» DATA SUPPLIED
○ ○ ○ ○ ○

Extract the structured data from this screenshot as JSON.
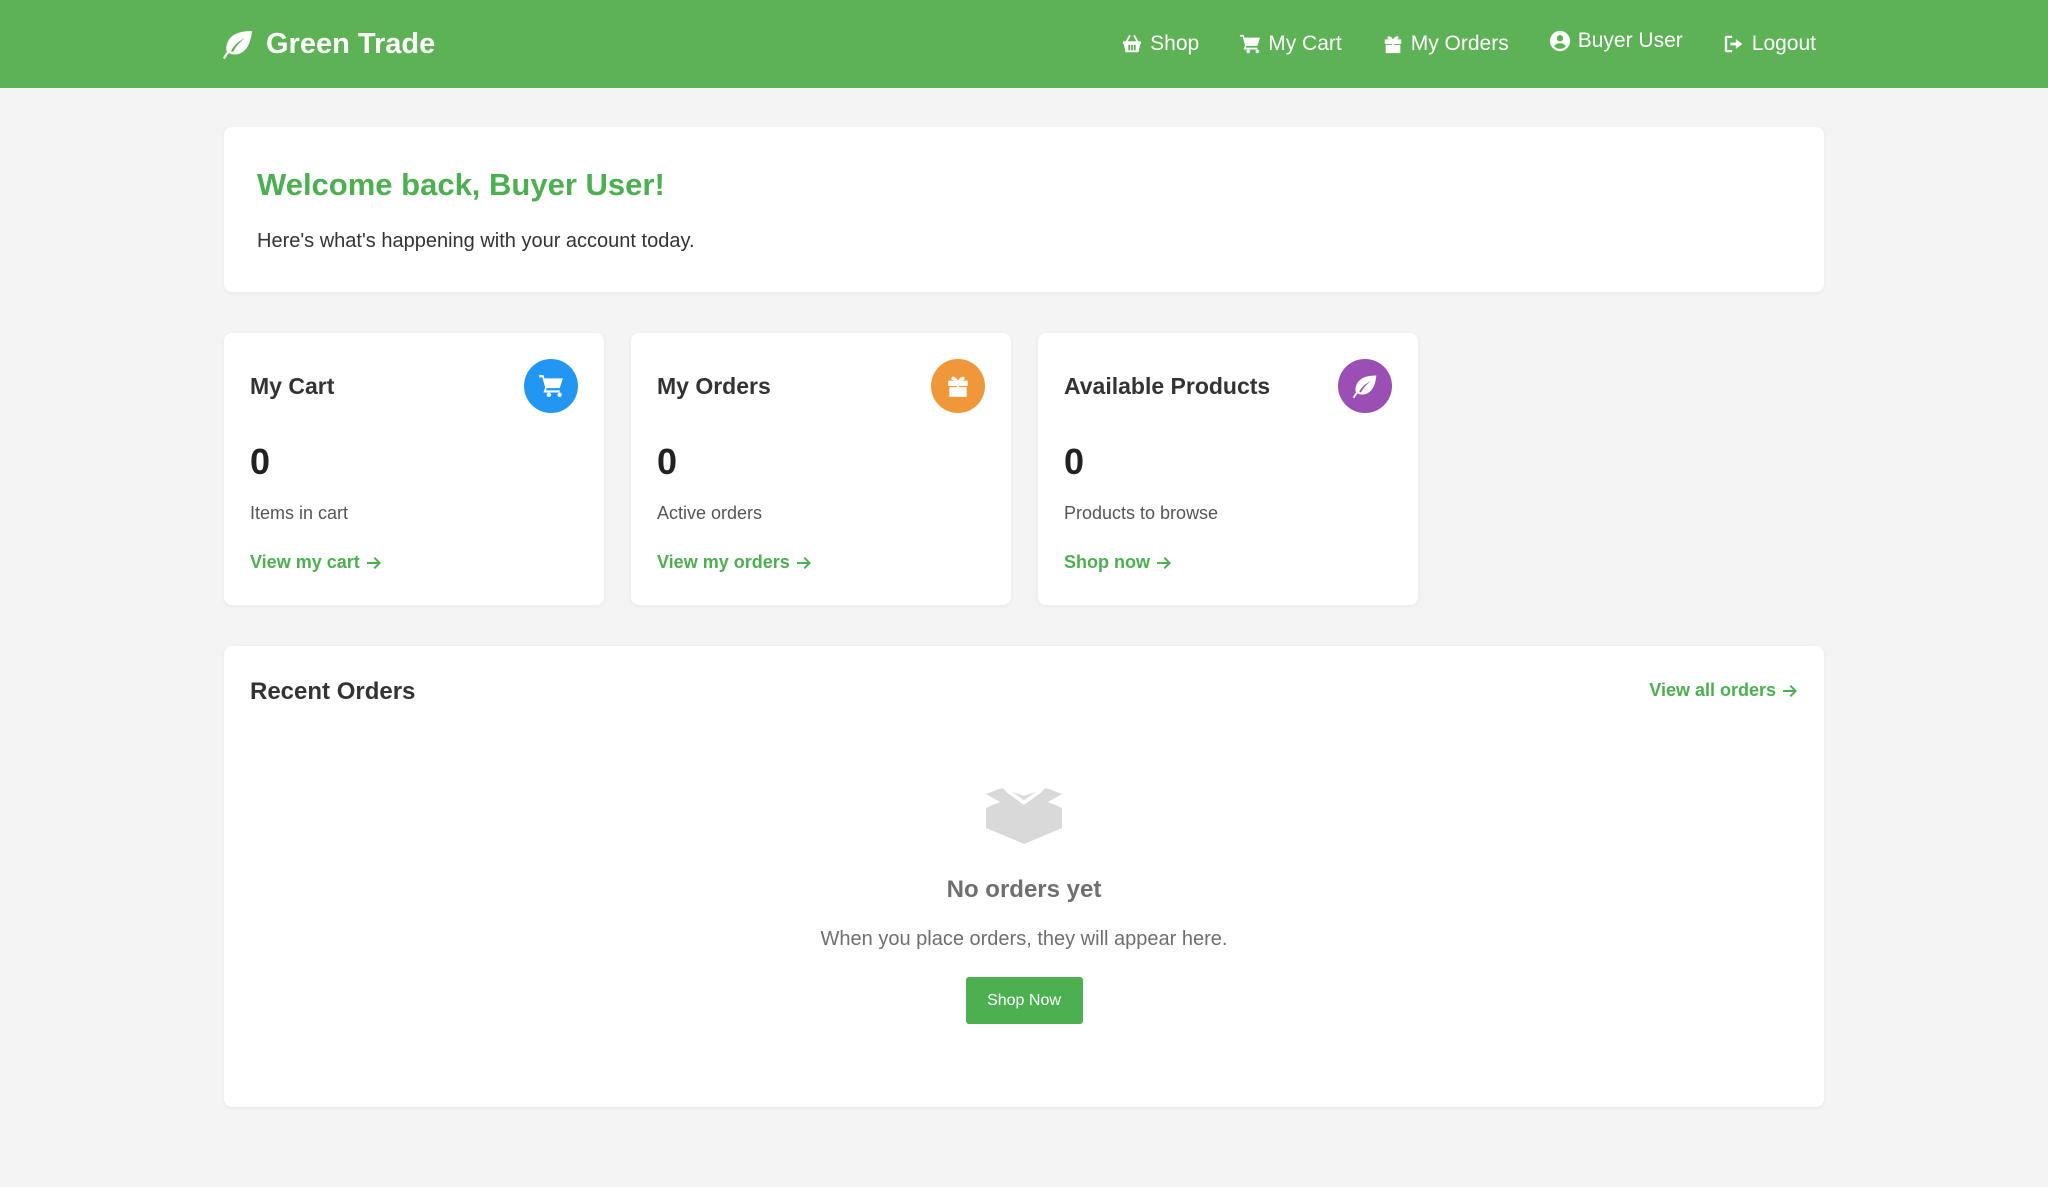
{
  "brand": {
    "name": "Green Trade",
    "icon": "leaf-icon"
  },
  "nav": {
    "shop": "Shop",
    "cart": "My Cart",
    "orders": "My Orders",
    "user": "Buyer User",
    "logout": "Logout"
  },
  "welcome": {
    "title": "Welcome back, Buyer User!",
    "subtitle": "Here's what's happening with your account today."
  },
  "stats": [
    {
      "title": "My Cart",
      "value": "0",
      "desc": "Items in cart",
      "link": "View my cart",
      "icon": "cart-icon",
      "color": "#2196f3"
    },
    {
      "title": "My Orders",
      "value": "0",
      "desc": "Active orders",
      "link": "View my orders",
      "icon": "gift-icon",
      "color": "#f0973a"
    },
    {
      "title": "Available Products",
      "value": "0",
      "desc": "Products to browse",
      "link": "Shop now",
      "icon": "leaf-icon",
      "color": "#9b4fb5"
    }
  ],
  "recent": {
    "title": "Recent Orders",
    "view_all": "View all orders",
    "empty_title": "No orders yet",
    "empty_text": "When you place orders, they will appear here.",
    "button": "Shop Now"
  },
  "colors": {
    "navbar": "#5cb254",
    "accent": "#4caf50",
    "background": "#f4f4f4"
  }
}
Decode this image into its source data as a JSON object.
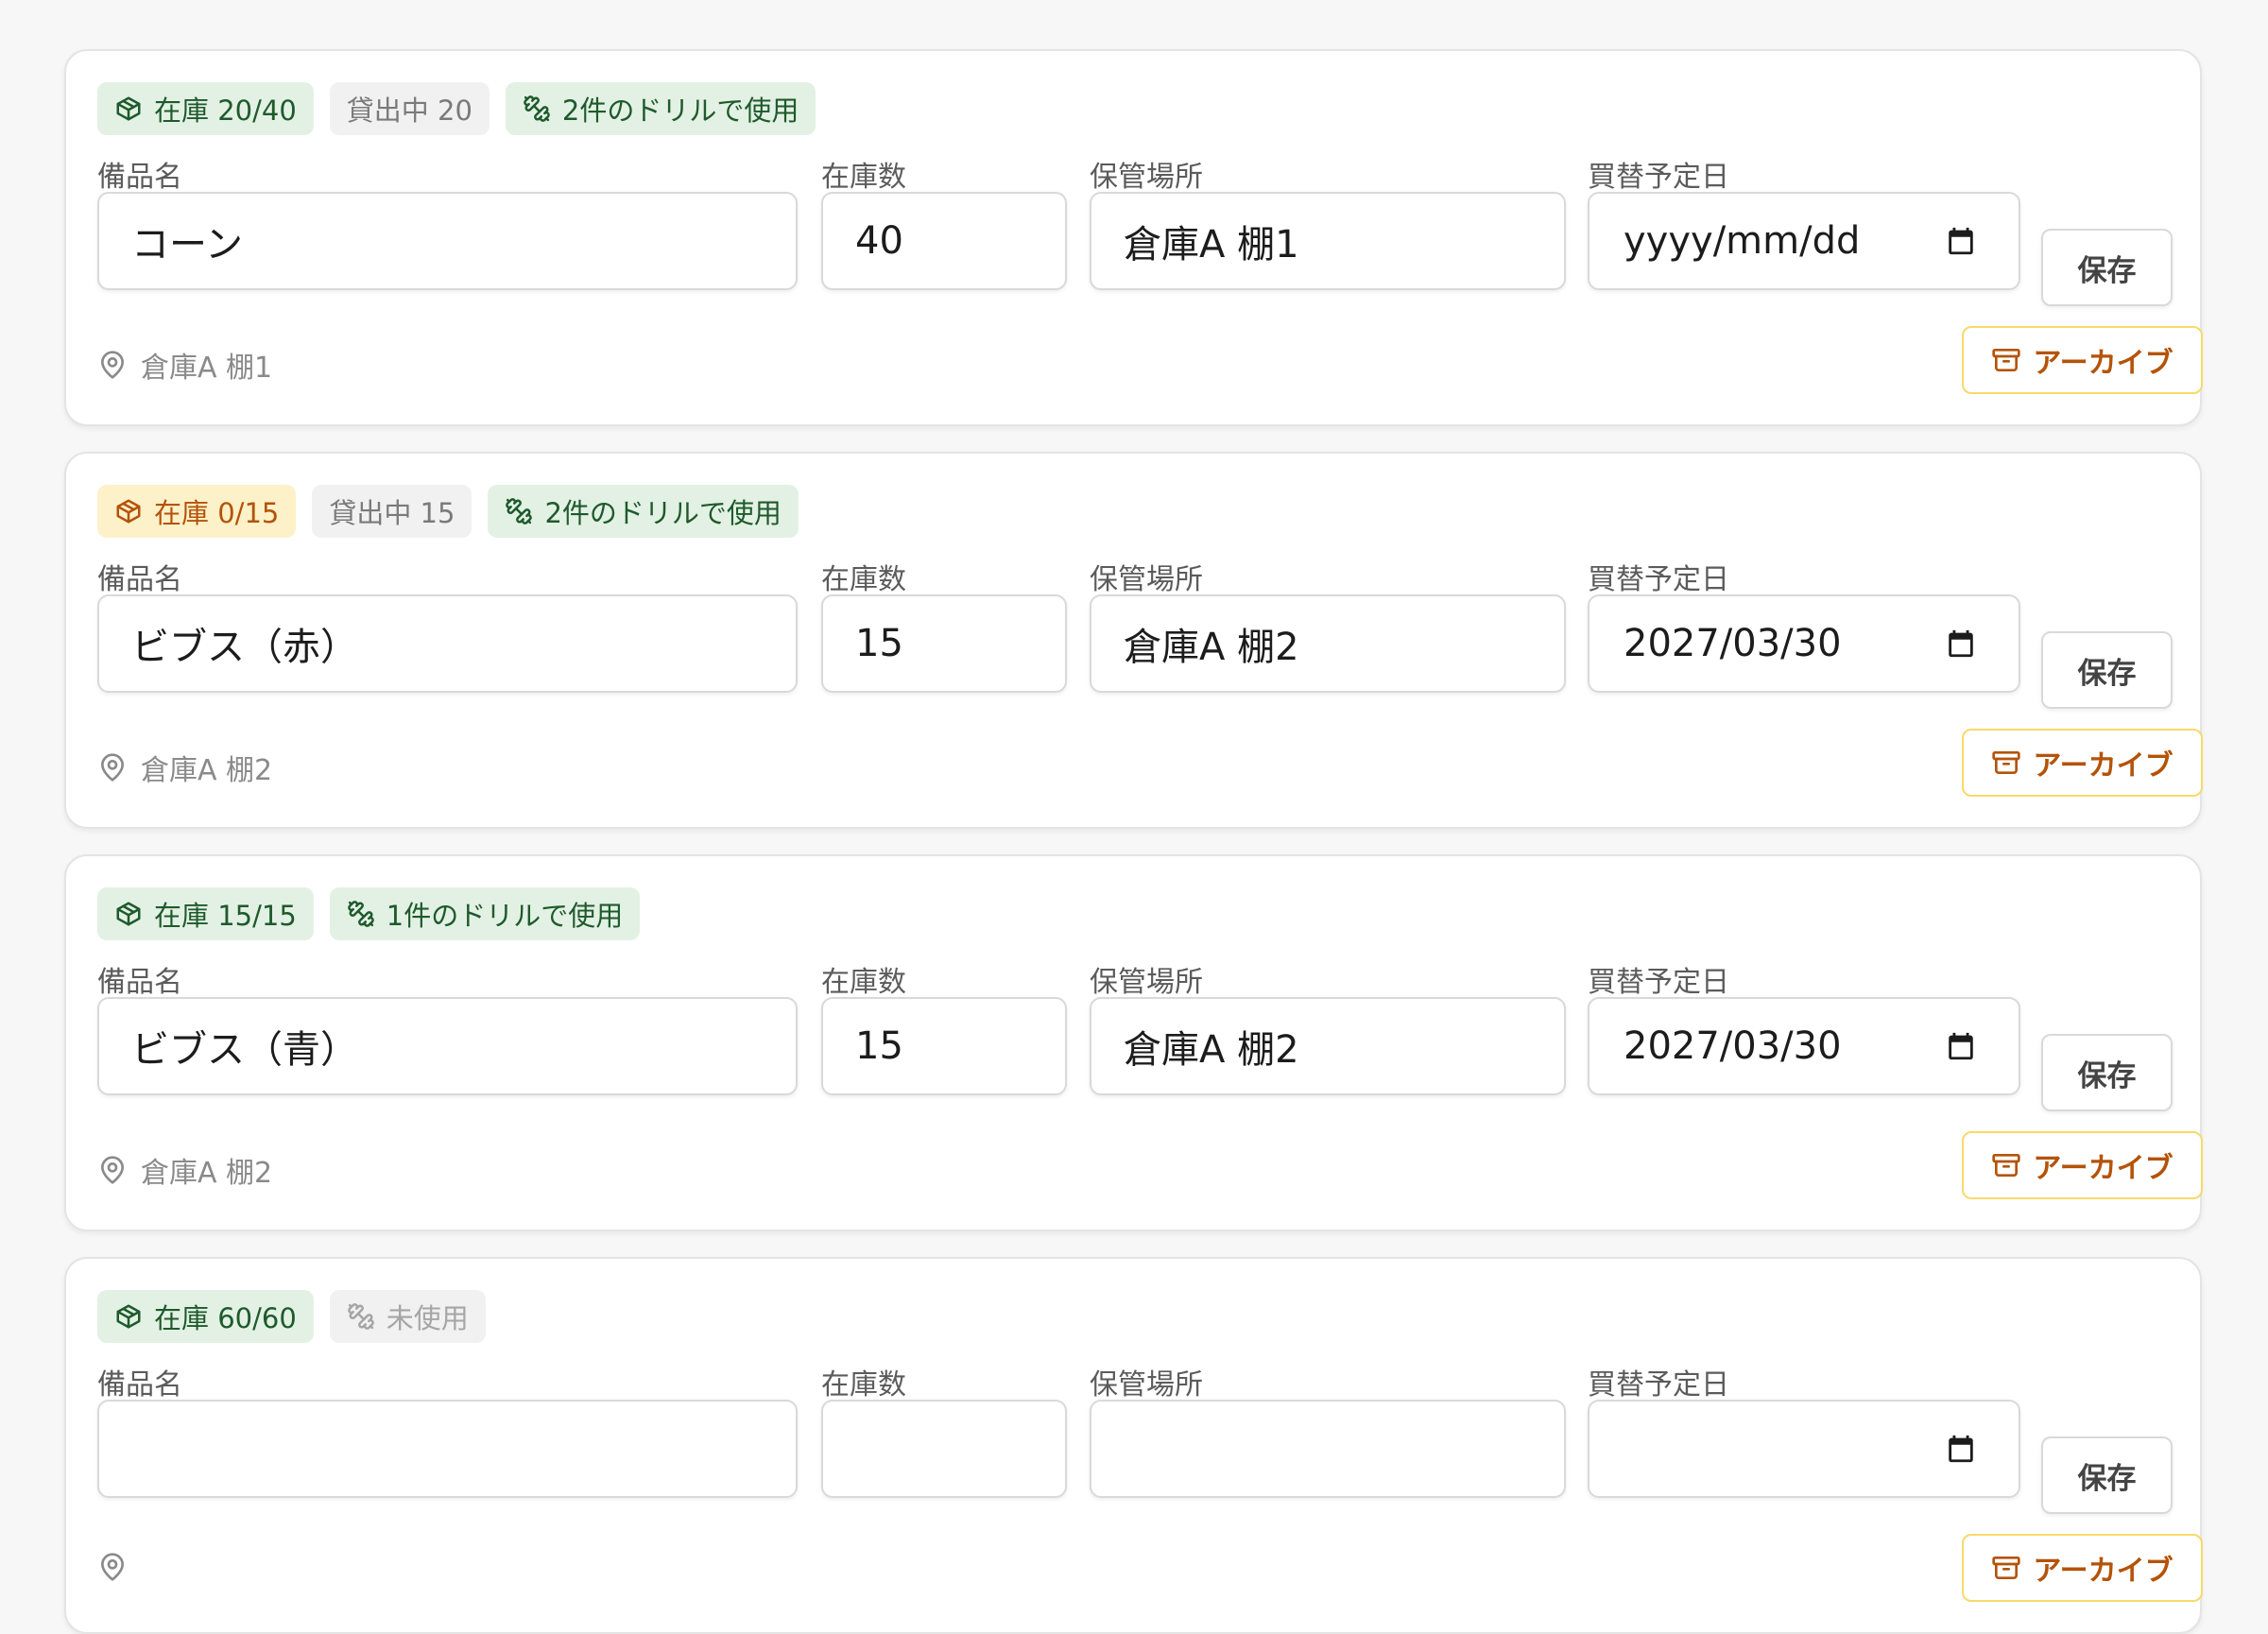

○ ○ ○ ○ ○

» AIM
Transcribe the listing above verbatim. Omit the pictures.

» EXERCISE OUTPUT
Extract the structured data from this screenshot as JSON.
{
  "brand": {
    "name": "Green Trade",
    "icon": "leaf-icon"
  },
  "nav": {
    "shop": "Shop",
    "cart": "My Cart",
    "orders": "My Orders",
    "user": "Buyer User",
    "logout": "Logout"
  },
  "welcome": {
    "title": "Welcome back, Buyer User!",
    "subtitle": "Here's what's happening with your account today."
  },
  "stats": [
    {
      "title": "My Cart",
      "value": "0",
      "desc": "Items in cart",
      "link": "View my cart",
      "icon": "cart-icon",
      "color": "#2196f3"
    },
    {
      "title": "My Orders",
      "value": "0",
      "desc": "Active orders",
      "link": "View my orders",
      "icon": "gift-icon",
      "color": "#f0973a"
    },
    {
      "title": "Available Products",
      "value": "0",
      "desc": "Products to browse",
      "link": "Shop now",
      "icon": "leaf-icon",
      "color": "#9b4fb5"
    }
  ],
  "recent": {
    "title": "Recent Orders",
    "view_all": "View all orders",
    "empty_title": "No orders yet",
    "empty_text": "When you place orders, they will appear here.",
    "button": "Shop Now"
  },
  "colors": {
    "navbar": "#5cb254",
    "accent": "#4caf50",
    "background": "#f4f4f4"
  }
}
Decode this image into its source data as a JSON object.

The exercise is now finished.